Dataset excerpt
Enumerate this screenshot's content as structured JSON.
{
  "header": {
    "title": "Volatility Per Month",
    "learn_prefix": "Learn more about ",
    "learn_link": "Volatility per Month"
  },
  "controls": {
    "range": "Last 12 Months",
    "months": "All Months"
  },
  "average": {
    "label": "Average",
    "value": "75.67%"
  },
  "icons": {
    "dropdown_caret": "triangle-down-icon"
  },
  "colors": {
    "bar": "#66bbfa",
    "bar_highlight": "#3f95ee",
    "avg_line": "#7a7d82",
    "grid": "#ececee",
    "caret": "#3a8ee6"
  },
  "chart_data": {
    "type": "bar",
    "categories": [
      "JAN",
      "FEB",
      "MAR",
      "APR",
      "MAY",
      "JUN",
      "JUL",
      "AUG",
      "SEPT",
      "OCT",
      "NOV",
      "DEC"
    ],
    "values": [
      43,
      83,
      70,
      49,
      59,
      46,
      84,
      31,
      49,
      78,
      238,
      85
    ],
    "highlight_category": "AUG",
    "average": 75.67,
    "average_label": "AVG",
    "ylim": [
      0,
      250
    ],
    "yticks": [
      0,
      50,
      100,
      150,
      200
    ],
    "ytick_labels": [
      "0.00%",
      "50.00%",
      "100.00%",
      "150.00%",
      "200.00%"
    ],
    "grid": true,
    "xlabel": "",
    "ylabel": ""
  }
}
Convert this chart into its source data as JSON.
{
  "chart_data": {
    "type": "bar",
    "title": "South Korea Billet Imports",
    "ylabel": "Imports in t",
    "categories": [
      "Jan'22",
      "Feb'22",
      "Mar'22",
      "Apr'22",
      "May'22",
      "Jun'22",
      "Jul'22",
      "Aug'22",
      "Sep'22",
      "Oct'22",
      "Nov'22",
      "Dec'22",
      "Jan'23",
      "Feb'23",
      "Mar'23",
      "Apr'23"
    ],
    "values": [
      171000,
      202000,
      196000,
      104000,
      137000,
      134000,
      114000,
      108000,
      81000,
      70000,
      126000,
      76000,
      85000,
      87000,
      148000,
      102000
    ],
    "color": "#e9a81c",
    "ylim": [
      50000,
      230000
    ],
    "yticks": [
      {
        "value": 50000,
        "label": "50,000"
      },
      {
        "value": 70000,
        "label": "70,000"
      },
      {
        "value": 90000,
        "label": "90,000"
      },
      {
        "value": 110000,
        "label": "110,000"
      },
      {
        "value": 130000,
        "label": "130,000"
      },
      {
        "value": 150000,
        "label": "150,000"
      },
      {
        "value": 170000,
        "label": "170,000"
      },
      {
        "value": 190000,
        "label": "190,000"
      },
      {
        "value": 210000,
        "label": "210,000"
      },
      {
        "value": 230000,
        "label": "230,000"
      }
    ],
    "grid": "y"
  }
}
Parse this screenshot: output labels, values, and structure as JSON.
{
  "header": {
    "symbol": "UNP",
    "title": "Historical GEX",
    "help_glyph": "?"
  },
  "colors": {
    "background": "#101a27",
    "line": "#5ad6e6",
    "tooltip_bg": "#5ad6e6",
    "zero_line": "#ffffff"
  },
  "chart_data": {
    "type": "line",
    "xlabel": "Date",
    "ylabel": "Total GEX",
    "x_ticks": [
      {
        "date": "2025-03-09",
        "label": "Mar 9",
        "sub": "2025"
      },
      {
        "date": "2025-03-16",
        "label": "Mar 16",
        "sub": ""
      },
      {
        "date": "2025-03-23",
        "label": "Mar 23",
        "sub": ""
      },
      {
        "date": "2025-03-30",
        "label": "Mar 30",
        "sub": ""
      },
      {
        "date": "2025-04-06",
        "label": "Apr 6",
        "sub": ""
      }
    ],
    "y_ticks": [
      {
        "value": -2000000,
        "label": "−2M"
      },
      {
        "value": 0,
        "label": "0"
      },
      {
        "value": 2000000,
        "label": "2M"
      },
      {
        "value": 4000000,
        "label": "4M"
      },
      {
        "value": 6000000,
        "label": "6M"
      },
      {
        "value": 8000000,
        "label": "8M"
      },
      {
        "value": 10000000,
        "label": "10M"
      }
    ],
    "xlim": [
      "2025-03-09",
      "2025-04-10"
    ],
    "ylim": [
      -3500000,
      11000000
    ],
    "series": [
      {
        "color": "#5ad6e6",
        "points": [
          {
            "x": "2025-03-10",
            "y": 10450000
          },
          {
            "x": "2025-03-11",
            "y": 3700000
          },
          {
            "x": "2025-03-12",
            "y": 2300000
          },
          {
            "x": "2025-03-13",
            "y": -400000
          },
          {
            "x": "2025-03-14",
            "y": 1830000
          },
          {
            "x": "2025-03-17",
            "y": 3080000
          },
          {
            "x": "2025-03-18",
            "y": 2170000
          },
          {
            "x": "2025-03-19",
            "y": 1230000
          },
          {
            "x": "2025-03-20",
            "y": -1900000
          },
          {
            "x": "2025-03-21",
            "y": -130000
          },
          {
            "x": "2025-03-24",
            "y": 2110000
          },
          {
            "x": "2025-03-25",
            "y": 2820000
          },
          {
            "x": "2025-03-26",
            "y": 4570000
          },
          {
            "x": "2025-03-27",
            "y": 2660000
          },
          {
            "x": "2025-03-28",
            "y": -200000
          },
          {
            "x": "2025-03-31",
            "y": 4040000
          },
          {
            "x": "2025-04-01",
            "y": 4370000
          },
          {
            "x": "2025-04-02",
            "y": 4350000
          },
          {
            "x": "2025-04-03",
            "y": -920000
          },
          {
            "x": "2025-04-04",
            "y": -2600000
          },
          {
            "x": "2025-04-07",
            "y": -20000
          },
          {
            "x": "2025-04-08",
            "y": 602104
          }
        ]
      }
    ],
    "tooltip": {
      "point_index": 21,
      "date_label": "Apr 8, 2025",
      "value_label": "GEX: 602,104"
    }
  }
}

Exercise instructions
Without leaving anything out, give the entries again exactly.

Solved exercise
Enumerate this screenshot's content as structured JSON.
{
  "header": {
    "title": "Volatility Per Month",
    "learn_prefix": "Learn more about ",
    "learn_link": "Volatility per Month"
  },
  "controls": {
    "range": "Last 12 Months",
    "months": "All Months"
  },
  "average": {
    "label": "Average",
    "value": "75.67%"
  },
  "icons": {
    "dropdown_caret": "triangle-down-icon"
  },
  "colors": {
    "bar": "#66bbfa",
    "bar_highlight": "#3f95ee",
    "avg_line": "#7a7d82",
    "grid": "#ececee",
    "caret": "#3a8ee6"
  },
  "chart_data": {
    "type": "bar",
    "categories": [
      "JAN",
      "FEB",
      "MAR",
      "APR",
      "MAY",
      "JUN",
      "JUL",
      "AUG",
      "SEPT",
      "OCT",
      "NOV",
      "DEC"
    ],
    "values": [
      43,
      83,
      70,
      49,
      59,
      46,
      84,
      31,
      49,
      78,
      238,
      85
    ],
    "highlight_category": "AUG",
    "average": 75.67,
    "average_label": "AVG",
    "ylim": [
      0,
      250
    ],
    "yticks": [
      0,
      50,
      100,
      150,
      200
    ],
    "ytick_labels": [
      "0.00%",
      "50.00%",
      "100.00%",
      "150.00%",
      "200.00%"
    ],
    "grid": true,
    "xlabel": "",
    "ylabel": ""
  }
}
Convert this chart into its source data as JSON.
{
  "chart_data": {
    "type": "bar",
    "title": "South Korea Billet Imports",
    "ylabel": "Imports in t",
    "categories": [
      "Jan'22",
      "Feb'22",
      "Mar'22",
      "Apr'22",
      "May'22",
      "Jun'22",
      "Jul'22",
      "Aug'22",
      "Sep'22",
      "Oct'22",
      "Nov'22",
      "Dec'22",
      "Jan'23",
      "Feb'23",
      "Mar'23",
      "Apr'23"
    ],
    "values": [
      171000,
      202000,
      196000,
      104000,
      137000,
      134000,
      114000,
      108000,
      81000,
      70000,
      126000,
      76000,
      85000,
      87000,
      148000,
      102000
    ],
    "color": "#e9a81c",
    "ylim": [
      50000,
      230000
    ],
    "yticks": [
      {
        "value": 50000,
        "label": "50,000"
      },
      {
        "value": 70000,
        "label": "70,000"
      },
      {
        "value": 90000,
        "label": "90,000"
      },
      {
        "value": 110000,
        "label": "110,000"
      },
      {
        "value": 130000,
        "label": "130,000"
      },
      {
        "value": 150000,
        "label": "150,000"
      },
      {
        "value": 170000,
        "label": "170,000"
      },
      {
        "value": 190000,
        "label": "190,000"
      },
      {
        "value": 210000,
        "label": "210,000"
      },
      {
        "value": 230000,
        "label": "230,000"
      }
    ],
    "grid": "y"
  }
}
Parse this screenshot: output labels, values, and structure as JSON.
{
  "header": {
    "symbol": "UNP",
    "title": "Historical GEX",
    "help_glyph": "?"
  },
  "colors": {
    "background": "#101a27",
    "line": "#5ad6e6",
    "tooltip_bg": "#5ad6e6",
    "zero_line": "#ffffff"
  },
  "chart_data": {
    "type": "line",
    "xlabel": "Date",
    "ylabel": "Total GEX",
    "x_ticks": [
      {
        "date": "2025-03-09",
        "label": "Mar 9",
        "sub": "2025"
      },
      {
        "date": "2025-03-16",
        "label": "Mar 16",
        "sub": ""
      },
      {
        "date": "2025-03-23",
        "label": "Mar 23",
        "sub": ""
      },
      {
        "date": "2025-03-30",
        "label": "Mar 30",
        "sub": ""
      },
      {
        "date": "2025-04-06",
        "label": "Apr 6",
        "sub": ""
      }
    ],
    "y_ticks": [
      {
        "value": -2000000,
        "label": "−2M"
      },
      {
        "value": 0,
        "label": "0"
      },
      {
        "value": 2000000,
        "label": "2M"
      },
      {
        "value": 4000000,
        "label": "4M"
      },
      {
        "value": 6000000,
        "label": "6M"
      },
      {
        "value": 8000000,
        "label": "8M"
      },
      {
        "value": 10000000,
        "label": "10M"
      }
    ],
    "xlim": [
      "2025-03-09",
      "2025-04-10"
    ],
    "ylim": [
      -3500000,
      11000000
    ],
    "series": [
      {
        "color": "#5ad6e6",
        "points": [
          {
            "x": "2025-03-10",
            "y": 10450000
          },
          {
            "x": "2025-03-11",
            "y": 3700000
          },
          {
            "x": "2025-03-12",
            "y": 2300000
          },
          {
            "x": "2025-03-13",
            "y": -400000
          },
          {
            "x": "2025-03-14",
            "y": 1830000
          },
          {
            "x": "2025-03-17",
            "y": 3080000
          },
          {
            "x": "2025-03-18",
            "y": 2170000
          },
          {
            "x": "2025-03-19",
            "y": 1230000
          },
          {
            "x": "2025-03-20",
            "y": -1900000
          },
          {
            "x": "2025-03-21",
            "y": -130000
          },
          {
            "x": "2025-03-24",
            "y": 2110000
          },
          {
            "x": "2025-03-25",
            "y": 2820000
          },
          {
            "x": "2025-03-26",
            "y": 4570000
          },
          {
            "x": "2025-03-27",
            "y": 2660000
          },
          {
            "x": "2025-03-28",
            "y": -200000
          },
          {
            "x": "2025-03-31",
            "y": 4040000
          },
          {
            "x": "2025-04-01",
            "y": 4370000
          },
          {
            "x": "2025-04-02",
            "y": 4350000
          },
          {
            "x": "2025-04-03",
            "y": -920000
          },
          {
            "x": "2025-04-04",
            "y": -2600000
          },
          {
            "x": "2025-04-07",
            "y": -20000
          },
          {
            "x": "2025-04-08",
            "y": 602104
          }
        ]
      }
    ],
    "tooltip": {
      "point_index": 21,
      "date_label": "Apr 8, 2025",
      "value_label": "GEX: 602,104"
    }
  }
}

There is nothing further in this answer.